Extracts from a graphics dataset:
/---
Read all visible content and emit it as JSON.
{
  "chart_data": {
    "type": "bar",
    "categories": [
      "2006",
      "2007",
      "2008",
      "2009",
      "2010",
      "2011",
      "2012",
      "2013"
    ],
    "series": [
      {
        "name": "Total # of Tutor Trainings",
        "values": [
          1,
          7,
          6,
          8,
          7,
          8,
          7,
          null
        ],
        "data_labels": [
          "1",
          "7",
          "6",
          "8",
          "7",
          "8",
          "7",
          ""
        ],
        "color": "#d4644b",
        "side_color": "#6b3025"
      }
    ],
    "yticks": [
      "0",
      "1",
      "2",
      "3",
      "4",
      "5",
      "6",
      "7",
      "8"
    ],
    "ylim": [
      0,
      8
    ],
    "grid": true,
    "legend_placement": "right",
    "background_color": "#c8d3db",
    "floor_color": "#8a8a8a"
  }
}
\---
> [WHAT IS NEEDED]: Nothing may be left out: return each entry exactly as it reads.

> [RESPONSE TO THE EXERCISE]:
Read all visible content and emit it as JSON.
{
  "chart_data": {
    "type": "bar",
    "categories": [
      "2006",
      "2007",
      "2008",
      "2009",
      "2010",
      "2011",
      "2012",
      "2013"
    ],
    "series": [
      {
        "name": "Total # of Tutor Trainings",
        "values": [
          1,
          7,
          6,
          8,
          7,
          8,
          7,
          null
        ],
        "data_labels": [
          "1",
          "7",
          "6",
          "8",
          "7",
          "8",
          "7",
          ""
        ],
        "color": "#d4644b",
        "side_color": "#6b3025"
      }
    ],
    "yticks": [
      "0",
      "1",
      "2",
      "3",
      "4",
      "5",
      "6",
      "7",
      "8"
    ],
    "ylim": [
      0,
      8
    ],
    "grid": true,
    "legend_placement": "right",
    "background_color": "#c8d3db",
    "floor_color": "#8a8a8a"
  }
}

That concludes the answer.